● **수행할 작업**
자료에서 "row2-a: 35 +" 항목이 있는 줄부터 자료 끝까지의 구간을 다시 적되, "equation-box" 표현을 "formula-box" 표현으로 바꾸고 나머지는 그대로 두십시오.

□ □ □

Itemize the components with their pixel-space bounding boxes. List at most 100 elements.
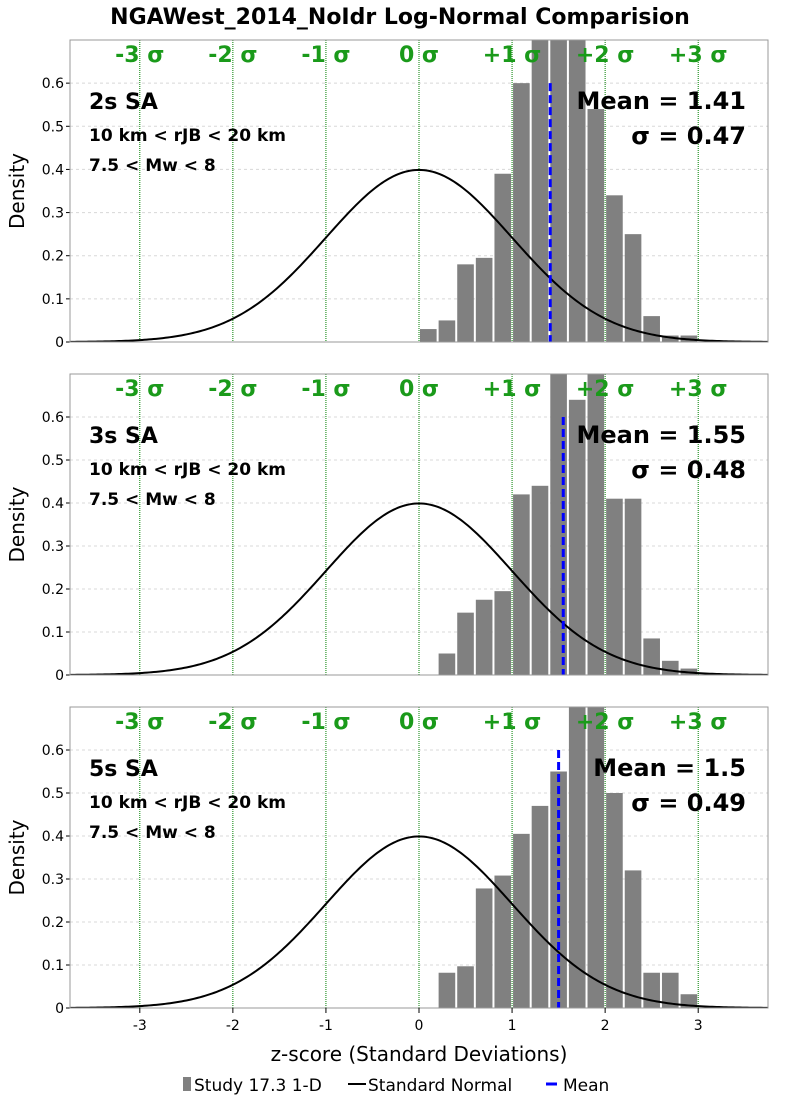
standard-normal-curve xyxy=(70,835,768,1008)
histogram-bar xyxy=(587,707,605,1008)
y-tick-label: 0 xyxy=(55,1001,64,1017)
legend-swatch-bars xyxy=(183,1077,191,1091)
y-axis-label: Density xyxy=(5,153,29,229)
y-tick-label: 0.2 xyxy=(42,582,64,598)
sigma-label: 0 σ xyxy=(399,710,439,735)
histogram-bar xyxy=(568,40,586,342)
y-tick-label: 0.6 xyxy=(42,76,64,92)
histogram-bar xyxy=(475,257,493,342)
panel-title: 2s SA xyxy=(89,90,158,115)
distance-range: 10 km < rJB < 20 km xyxy=(89,126,286,146)
plot-content xyxy=(70,374,768,675)
x-tick-label: 0 xyxy=(415,1018,424,1034)
y-tick-label: 0.4 xyxy=(42,162,64,178)
sigma-label: +2 σ xyxy=(576,43,635,68)
y-tick-label: 0.2 xyxy=(42,915,64,931)
histogram-bar xyxy=(513,494,530,675)
histogram-bar xyxy=(494,875,512,1008)
sigma-label: +1 σ xyxy=(483,710,542,735)
sigma-value: σ = 0.48 xyxy=(631,456,746,484)
sigma-label: -2 σ xyxy=(208,710,257,735)
panel-title: 5s SA xyxy=(89,757,158,782)
histogram-bar xyxy=(624,234,642,342)
y-tick-label: 0.3 xyxy=(42,539,64,555)
histogram-bar xyxy=(587,109,605,342)
plot-frame xyxy=(69,39,769,343)
histogram-bar xyxy=(438,972,456,1008)
y-tick-label: 0.3 xyxy=(42,206,64,222)
histogram-bar xyxy=(475,888,493,1008)
histogram-bar xyxy=(661,660,679,675)
chart-title: NGAWest_2014_NoIdr Log-Normal Comparisio… xyxy=(110,5,690,30)
mean-value: Mean = 1.5 xyxy=(593,754,746,782)
sigma-label: -3 σ xyxy=(115,43,164,68)
sigma-label: -1 σ xyxy=(301,377,350,402)
sigma-label: +3 σ xyxy=(669,43,728,68)
y-tick-label: 0.1 xyxy=(42,958,64,974)
magnitude-range: 7.5 < Mw < 8 xyxy=(89,490,216,510)
histogram-bar xyxy=(494,591,512,675)
sigma-value: σ = 0.47 xyxy=(631,122,746,150)
histogram-bar xyxy=(457,264,474,342)
panel-1: 0 0.1 0.2 0.3 0.4 0.5 0.6 -3 σ -2 σ -1 σ 0 σ +1 σ +2… xyxy=(5,39,769,351)
sigma-label: -2 σ xyxy=(208,43,257,68)
magnitude-range: 7.5 < Mw < 8 xyxy=(89,156,216,176)
panel-title: 3s SA xyxy=(89,424,158,449)
y-tick-label: 0.6 xyxy=(42,410,64,426)
sigma-label: -3 σ xyxy=(115,377,164,402)
sigma-label: -1 σ xyxy=(301,43,350,68)
legend-label-curve: Standard Normal xyxy=(368,1076,512,1096)
legend-label-mean: Mean xyxy=(563,1076,609,1096)
legend-label-bars: Study 17.3 1-D xyxy=(194,1076,322,1096)
mean-value: Mean = 1.41 xyxy=(577,87,746,115)
x-tick-label: 3 xyxy=(694,1018,703,1034)
histogram-bar xyxy=(624,870,642,1008)
sigma-label: +2 σ xyxy=(576,710,635,735)
histogram-bar xyxy=(606,498,623,675)
y-tick-label: 0.3 xyxy=(42,872,64,888)
plot-content xyxy=(70,40,768,342)
sigma-value: σ = 0.49 xyxy=(631,789,746,817)
x-axis-label: z-score (Standard Deviations) xyxy=(271,1042,568,1066)
histogram-bar xyxy=(494,173,512,342)
sigma-label: -2 σ xyxy=(208,377,257,402)
histogram-bar xyxy=(606,793,623,1008)
y-tick-label: 0.1 xyxy=(42,292,64,308)
histogram-bar xyxy=(531,485,549,675)
x-tick-label: 2 xyxy=(601,1018,610,1034)
plot-frame xyxy=(69,373,769,676)
panel-2: 0 0.1 0.2 0.3 0.4 0.5 0.6 -3 σ -2 σ -1 σ 0 σ +1 σ +2… xyxy=(5,373,769,684)
y-axis-label: Density xyxy=(5,819,29,895)
histogram-bar xyxy=(568,399,586,675)
histogram-bar xyxy=(438,653,456,675)
histogram-bar xyxy=(513,833,530,1008)
distance-range: 10 km < rJB < 20 km xyxy=(89,460,286,480)
x-tick-label: 1 xyxy=(508,1018,517,1034)
histogram-bar xyxy=(438,320,456,342)
sigma-label: -3 σ xyxy=(115,710,164,735)
y-tick-label: 0.1 xyxy=(42,625,64,641)
y-axis-label: Density xyxy=(5,486,29,562)
x-tick-label: -1 xyxy=(319,1018,333,1034)
y-tick-label: 0.4 xyxy=(42,829,64,845)
distance-range: 10 km < rJB < 20 km xyxy=(89,793,286,813)
sigma-label: +3 σ xyxy=(669,710,728,735)
chart-panels: 0 0.1 0.2 0.3 0.4 0.5 0.6 -3 σ -2 σ -1 σ 0 σ +1 σ +2… xyxy=(5,39,769,1034)
histogram-bar xyxy=(643,316,660,342)
y-tick-label: 0 xyxy=(55,668,64,684)
y-tick-label: 0 xyxy=(55,335,64,351)
histogram-bar xyxy=(420,329,437,342)
histogram-bar xyxy=(643,972,660,1008)
sigma-label: 0 σ xyxy=(399,43,439,68)
histogram-bar xyxy=(661,972,679,1008)
histogram-bar xyxy=(587,374,605,675)
histogram-bar xyxy=(661,335,679,342)
histogram-bar xyxy=(475,599,493,675)
sigma-label: 0 σ xyxy=(399,377,439,402)
histogram-bar xyxy=(531,805,549,1008)
histogram-bar xyxy=(531,40,549,342)
plot-content xyxy=(70,707,768,1008)
sigma-label: +2 σ xyxy=(576,377,635,402)
histogram-bar xyxy=(457,612,474,675)
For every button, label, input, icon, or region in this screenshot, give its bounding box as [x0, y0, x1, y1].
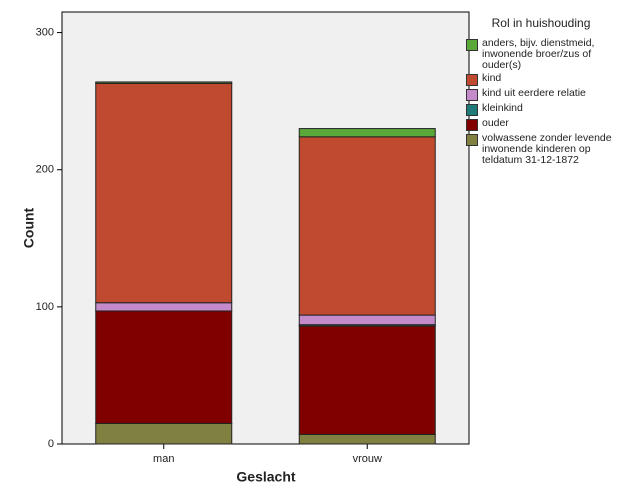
bar-segment: [95, 310, 233, 424]
bar-segment: [298, 433, 436, 445]
legend-label: ouder: [482, 117, 509, 129]
legend-item: volwassene zonder levende inwonende kind…: [466, 133, 616, 166]
legend-item: ouder: [466, 118, 616, 131]
legend-label: kleinkind: [482, 102, 523, 114]
legend-swatch: [466, 119, 478, 131]
y-tick-label: 300: [36, 26, 54, 38]
y-axis-label: Count: [21, 207, 37, 248]
legend-item: kind uit eerdere relatie: [466, 88, 616, 101]
legend-label: kind uit eerdere relatie: [482, 87, 586, 99]
legend-item: kleinkind: [466, 103, 616, 116]
x-tick-label: man: [153, 453, 174, 465]
y-tick-label: 100: [36, 301, 54, 313]
bar-segment: [95, 82, 233, 304]
legend-swatch: [466, 89, 478, 101]
bar-segment: [95, 422, 233, 445]
legend-item: anders, bijv. dienstmeid, inwonende broe…: [466, 38, 616, 71]
x-axis-label: Geslacht: [236, 469, 295, 485]
bar-segment: [298, 314, 436, 326]
legend-swatch: [466, 134, 478, 146]
x-tick-label: vrouw: [353, 453, 382, 465]
legend-swatch: [466, 74, 478, 86]
legend-swatch: [466, 104, 478, 116]
legend: Rol in huishouding anders, bijv. dienstm…: [466, 16, 616, 168]
bar-segment: [95, 302, 233, 312]
bar-segment: [298, 325, 436, 435]
legend-title: Rol in huishouding: [491, 16, 591, 30]
legend-label: anders, bijv. dienstmeid, inwonende broe…: [482, 37, 595, 71]
legend-label: kind: [482, 72, 502, 84]
legend-swatch: [466, 39, 478, 51]
y-tick-label: 0: [48, 438, 54, 450]
legend-label: volwassene zonder levende inwonende kind…: [482, 132, 612, 166]
legend-item: kind: [466, 73, 616, 86]
bar-segment: [298, 136, 436, 316]
bar-segment: [95, 81, 233, 84]
bar-segment: [298, 128, 436, 138]
y-tick-label: 200: [36, 164, 54, 176]
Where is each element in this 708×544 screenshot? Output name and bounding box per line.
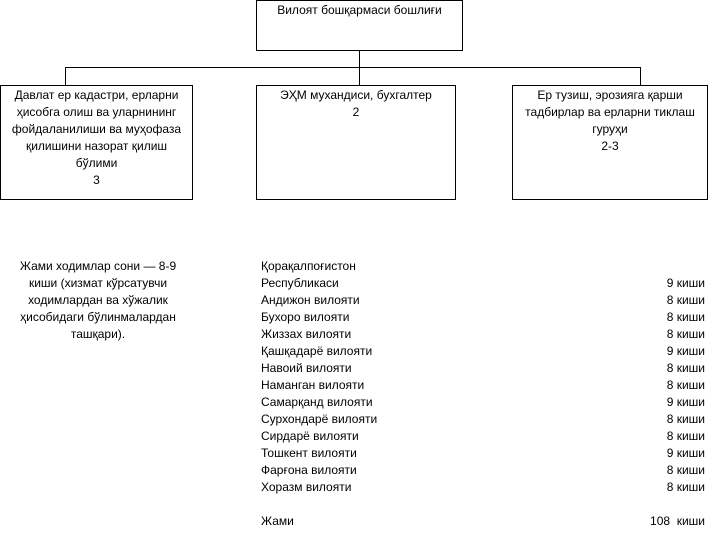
unit-box-cadastre: Давлат ер кадастри, ерларни ҳисобга олиш… [0, 85, 193, 200]
region-count: 9 киши [666, 395, 705, 409]
region-row: Тошкент вилояти 9 киши [261, 445, 705, 462]
region-count: 8 киши [666, 463, 705, 477]
regions-list: Қорақалпоғистон Республикаси 9 киши Андижо… [261, 258, 705, 530]
unit-box-engineer: ЭҲМ мухандиси, бухгалтер 2 [256, 85, 456, 200]
region-count: 8 киши [666, 412, 705, 426]
head-box: Вилоят бошқармаси бошлиғи [256, 0, 463, 51]
connector-horizontal [65, 67, 641, 68]
region-count: 9 киши [666, 276, 705, 290]
region-name: Қашқадарё вилояти [261, 344, 373, 358]
region-name: Тошкент вилояти [261, 446, 357, 460]
unit-count: 3 [93, 173, 100, 187]
region-header: Қорақалпоғистон [261, 258, 705, 275]
unit-count: 2 [352, 105, 360, 119]
total-label: Жами [261, 514, 294, 528]
region-row: Бухоро вилояти 8 киши [261, 309, 705, 326]
region-name: Сирдарё вилояти [261, 429, 359, 443]
region-name: Қорақалпоғистон [261, 259, 356, 273]
connector-left-down [65, 67, 66, 85]
unit-title: Давлат ер кадастри, ерларни ҳисобга олиш… [11, 88, 182, 170]
region-count: 8 киши [666, 327, 705, 341]
region-count: 8 киши [666, 361, 705, 375]
unit-title: ЭҲМ мухандиси, бухгалтер [280, 88, 432, 102]
region-row: Сурхондарё вилояти 8 киши [261, 411, 705, 428]
region-name: Бухоро вилояти [261, 310, 350, 324]
region-name: Навоий вилояти [261, 361, 352, 375]
region-name: Хоразм вилояти [261, 480, 352, 494]
region-row: Фарғона вилояти 8 киши [261, 462, 705, 479]
region-name: Наманган вилояти [261, 378, 365, 392]
region-name: Фарғона вилояти [261, 463, 357, 477]
region-count: 8 киши [666, 293, 705, 307]
region-name: Жиззах вилояти [261, 327, 352, 341]
region-count: 8 киши [666, 429, 705, 443]
region-count: 8 киши [666, 480, 705, 494]
region-count: 9 киши [666, 344, 705, 358]
region-row: Республикаси 9 киши [261, 275, 705, 292]
region-row: Навоий вилояти 8 киши [261, 360, 705, 377]
unit-title: Ер тузиш, эрозияга қарши тадбирлар ва ер… [525, 88, 695, 136]
region-row: Наманган вилояти 8 киши [261, 377, 705, 394]
staff-note: Жами ходимлар сони — 8-9 киши (хизмат кў… [19, 259, 177, 341]
region-row: Сирдарё вилояти 8 киши [261, 428, 705, 445]
connector-right-down [640, 67, 641, 85]
unit-box-land-group: Ер тузиш, эрозияга қарши тадбирлар ва ер… [512, 85, 708, 200]
unit-count: 2-3 [601, 139, 619, 153]
region-row: Жиззах вилояти 8 киши [261, 326, 705, 343]
region-count: 8 киши [666, 310, 705, 324]
total-count: 108 киши [650, 514, 705, 528]
region-count: 9 киши [666, 446, 705, 460]
region-row: Хоразм вилояти 8 киши [261, 479, 705, 496]
region-row: Андижон вилояти 8 киши [261, 292, 705, 309]
region-count: 8 киши [666, 378, 705, 392]
region-name: Сурхондарё вилояти [261, 412, 378, 426]
region-name: Андижон вилояти [261, 293, 360, 307]
region-name: Республикаси [261, 276, 339, 290]
head-title: Вилоят бошқармаси бошлиғи [277, 3, 442, 17]
total-row: Жами 108 киши [261, 513, 705, 530]
region-row: Қашқадарё вилояти 9 киши [261, 343, 705, 360]
region-row: Самарқанд вилояти 9 киши [261, 394, 705, 411]
region-name: Самарқанд вилояти [261, 395, 373, 409]
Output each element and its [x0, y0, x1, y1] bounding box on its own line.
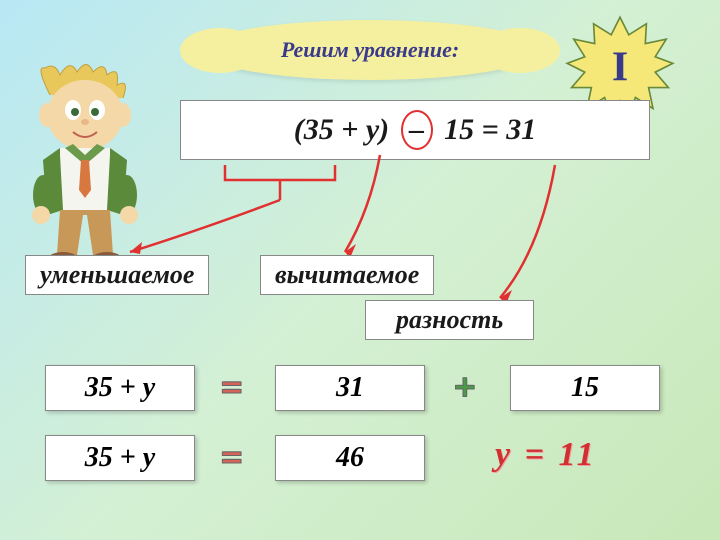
row2-a: 35 + у	[45, 435, 195, 481]
equation-eq: =	[482, 113, 499, 147]
equation-mid: 15	[444, 113, 474, 147]
cartoon-character	[5, 60, 170, 270]
row1-plus: +	[454, 366, 476, 410]
title-text: Решим уравнение:	[281, 37, 459, 63]
title-cloud: Решим уравнение:	[200, 20, 540, 80]
answer: у = 11	[495, 436, 597, 474]
row1-equals: =	[221, 366, 243, 410]
equation-left: (35 + у)	[294, 113, 389, 147]
label-subtrahend: вычитаемое	[260, 255, 434, 295]
row1-b: 31	[275, 365, 425, 411]
row2-b: 46	[275, 435, 425, 481]
label-minuend: уменьшаемое	[25, 255, 209, 295]
equation-right: 31	[506, 113, 536, 147]
equation-op-circled: –	[401, 110, 433, 150]
label-difference: разность	[365, 300, 534, 340]
row1-a: 35 + у	[45, 365, 195, 411]
equation-box: (35 + у) – 15 = 31	[180, 100, 650, 160]
step-number: I	[612, 44, 628, 92]
row1-c: 15	[510, 365, 660, 411]
row2-equals: =	[221, 436, 243, 480]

□ □ □

● **작업 결과**
row2-a: 35 + у	[45, 435, 195, 481]
equation-eq: =	[482, 113, 499, 147]
equation-mid: 15	[444, 113, 474, 147]
cartoon-character	[5, 60, 170, 270]
row1-plus: +	[454, 366, 476, 410]
title-text: Решим уравнение:	[281, 37, 459, 63]
title-cloud: Решим уравнение:	[200, 20, 540, 80]
answer: у = 11	[495, 436, 597, 474]
row1-equals: =	[221, 366, 243, 410]
equation-left: (35 + у)	[294, 113, 389, 147]
label-subtrahend: вычитаемое	[260, 255, 434, 295]
row1-b: 31	[275, 365, 425, 411]
row2-b: 46	[275, 435, 425, 481]
label-minuend: уменьшаемое	[25, 255, 209, 295]
equation-right: 31	[506, 113, 536, 147]
equation-op-circled: –	[401, 110, 433, 150]
label-difference: разность	[365, 300, 534, 340]
row1-a: 35 + у	[45, 365, 195, 411]
formula-box: (35 + у) – 15 = 31	[180, 100, 650, 160]
step-number: I	[612, 44, 628, 92]
row1-c: 15	[510, 365, 660, 411]
row2-equals: =	[221, 436, 243, 480]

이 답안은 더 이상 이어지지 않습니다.